For most of the 20th century, Kyrgyzstan was part of the Soviet Union, belonging to its textile-producing region. State farms managed livestock production, including specially bred wool sheep and fiber-producing goats, and the fiber was transferred to state-owned textile mills, which in turn shipped finished yarn and clothing to a very large Soviet market for sales. In 1991, when the Soviet Union collapsed, Kyrgyzstan’s animal fiber and textile-producing infrastructure also collapsed. Kyrgyzstan became independent but, external markets were lost, textile mills were privatized and then closed when all the equipment was sold off, and newly-privatized livestock owners were left without a state-run outlet for fiber from their own animals.
Although goats historically have been prevalent in Kyrgyzstan (mostly for personal meat consumption and local sales), cashmere wasn’t a fiber that Kyrgyz mills worked with. Cashmere is defined as the downy undercoat that specific goat breeds grow for extra winter warmth. Naturally molting off in spring, cashmere is a very short fiber that requires specialized mills for processing. In Soviet times, an effort was made to cross breed the native goat with different fiber breeds goats, such as the Angora goat. The result was a heavier harvest per animal but a longer mohair-like fiber that the mill machinery could process. This fiber is not recognized internationally as cashmere.
So how did Kyrgyzstan go from not having a cashmere harvesting tradition to potentially being able to use cashmere as a new source of fiber income for shepherds?
The answer originates with the work of Dr. Carol Kerven and Sabyr Toigonbaev, who together run the Kyrgyz NGO Tuvet Cashmere.

--*--

→ **Required work**:
In the text on Kyrgyz cashmere, who runs the Kyrgyz NGO Tuvet Cashmere? The data here comes from a different source than this text.

→ **Information provided**:
--*--

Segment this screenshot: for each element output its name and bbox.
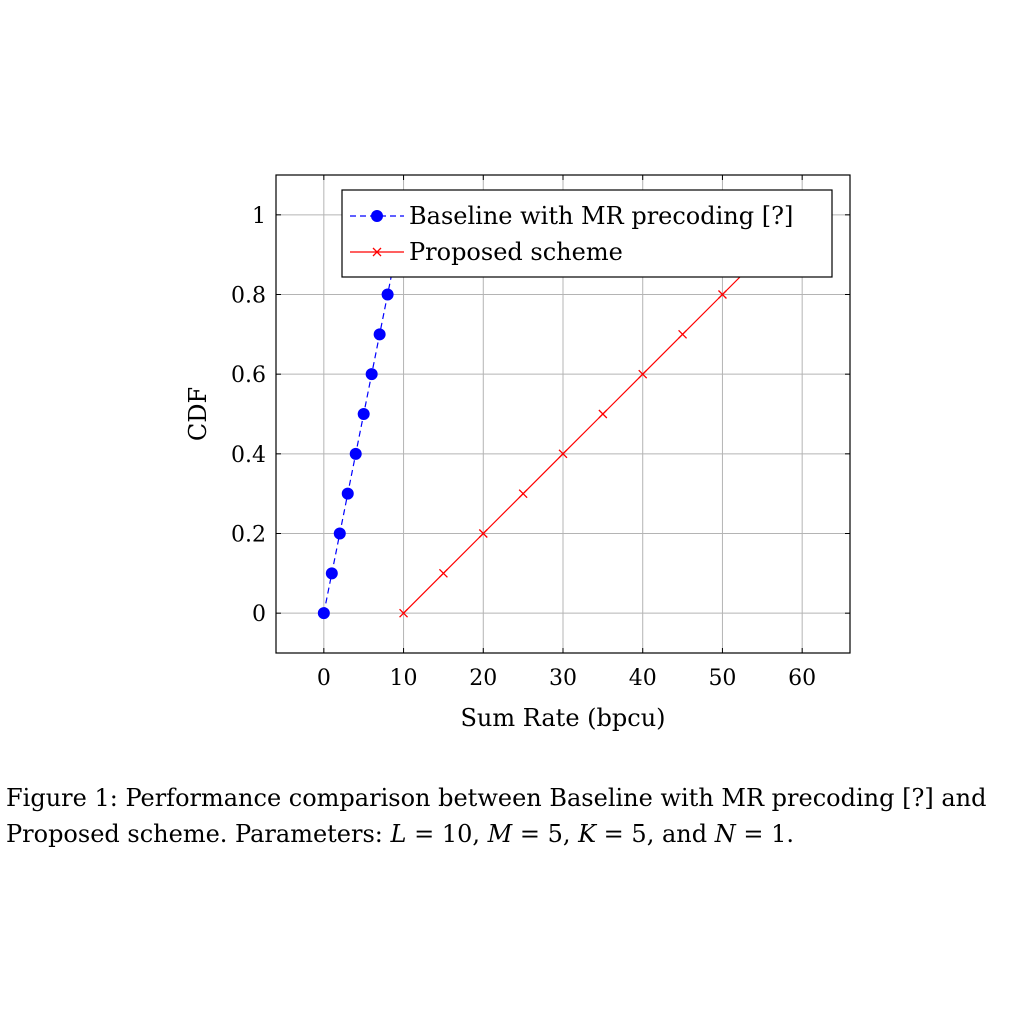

--*--

→ **Problem solution**:
Dr. Carol Kerven and Sabyr Toigonbaev.